__What this task involves__. State how many lines below hold the word "report". Give that number and no other text.

__Records supplied__.
....................
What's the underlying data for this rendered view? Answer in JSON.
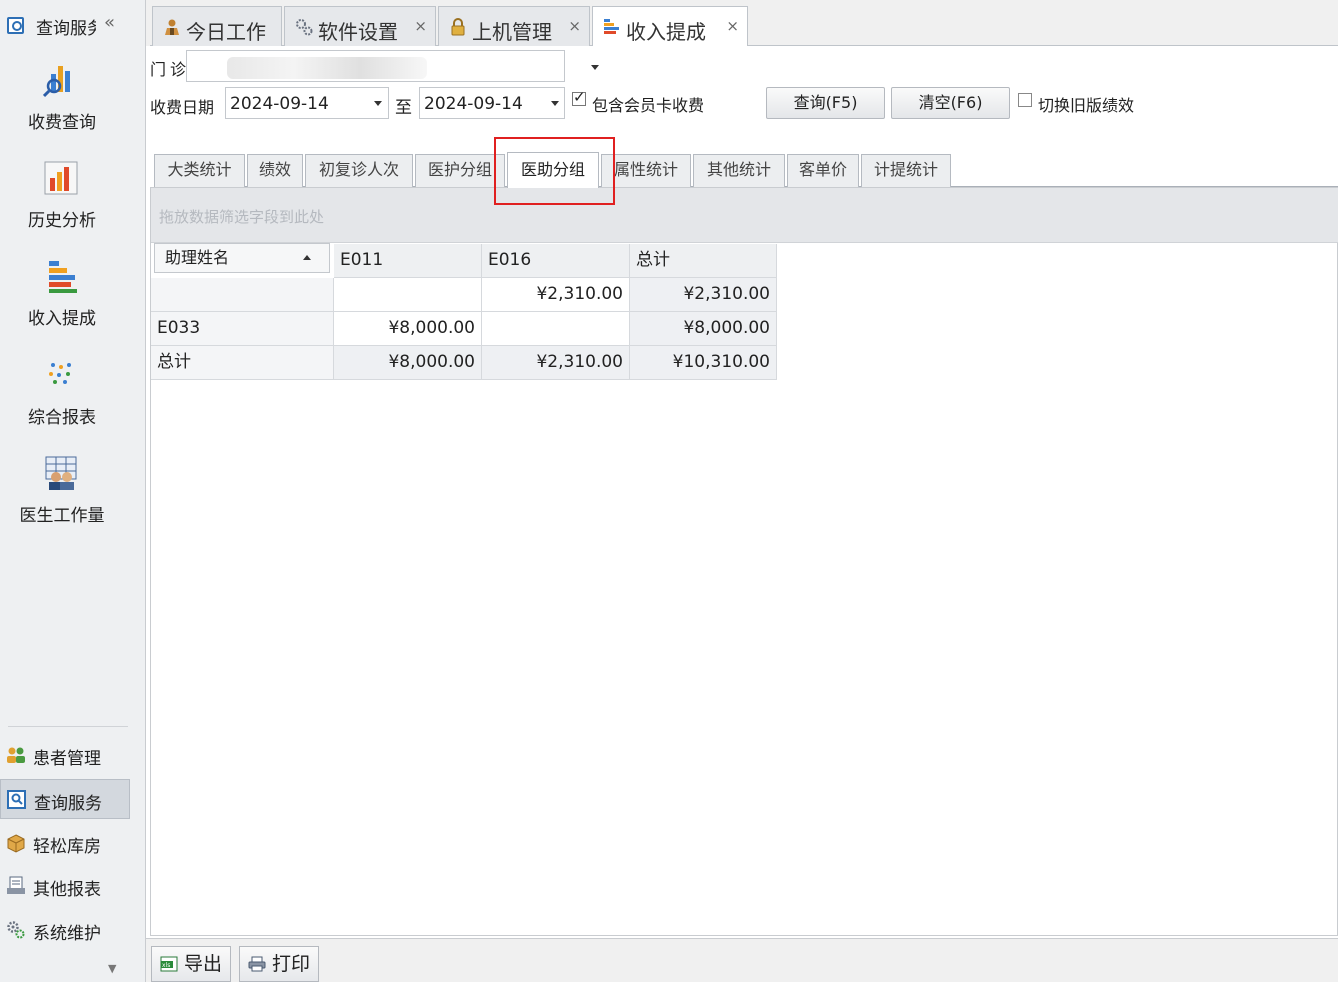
{
  "sidebar": {
    "header_title": "查询服务",
    "collapse_glyph": "«",
    "big_items": [
      {
        "label": "收费查询",
        "icon": "bar-chart-search-icon"
      },
      {
        "label": "历史分析",
        "icon": "history-chart-icon"
      },
      {
        "label": "收入提成",
        "icon": "income-bars-icon"
      },
      {
        "label": "综合报表",
        "icon": "dots-report-icon"
      },
      {
        "label": "医生工作量",
        "icon": "doctor-workload-icon"
      }
    ],
    "small_items": [
      {
        "label": "患者管理",
        "icon": "patients-icon"
      },
      {
        "label": "查询服务",
        "icon": "query-service-icon",
        "active": true
      },
      {
        "label": "轻松库房",
        "icon": "warehouse-icon"
      },
      {
        "label": "其他报表",
        "icon": "report-icon"
      },
      {
        "label": "系统维护",
        "icon": "gears-icon"
      }
    ]
  },
  "doc_tabs": [
    {
      "label": "今日工作",
      "icon": "work-icon",
      "closable": false
    },
    {
      "label": "软件设置",
      "icon": "settings-icon",
      "closable": true
    },
    {
      "label": "上机管理",
      "icon": "lock-icon",
      "closable": true
    },
    {
      "label": "收入提成",
      "icon": "income-bars-icon",
      "closable": true,
      "active": true
    }
  ],
  "close_glyph": "×",
  "filter": {
    "label": "门诊",
    "date_label": "收费日期",
    "date_from": "2024-09-14",
    "to_label": "至",
    "date_to": "2024-09-14",
    "include_member_card_label": "包含会员卡收费",
    "include_member_card_checked": true,
    "query_button": "查询(F5)",
    "clear_button": "清空(F6)",
    "switch_old_label": "切换旧版绩效",
    "switch_old_checked": false
  },
  "inner_tabs": [
    "大类统计",
    "绩效",
    "初复诊人次",
    "医护分组",
    "医助分组",
    "属性统计",
    "其他统计",
    "客单价",
    "计提统计"
  ],
  "inner_tab_active": "医助分组",
  "grid": {
    "drop_hint": "拖放数据筛选字段到此处",
    "row_field": "助理姓名",
    "columns": [
      "E011",
      "E016",
      "总计"
    ],
    "rows": [
      {
        "name": "",
        "values": [
          "",
          "¥2,310.00",
          "¥2,310.00"
        ]
      },
      {
        "name": "E033",
        "values": [
          "¥8,000.00",
          "",
          "¥8,000.00"
        ]
      },
      {
        "name": "总计",
        "values": [
          "¥8,000.00",
          "¥2,310.00",
          "¥10,310.00"
        ]
      }
    ]
  },
  "footer": {
    "export_label": "导出",
    "print_label": "打印"
  },
  "colors": {
    "highlight": "#e02020",
    "accent_blue": "#2d6fb5"
  }
}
....................
__Finished exercise__. 2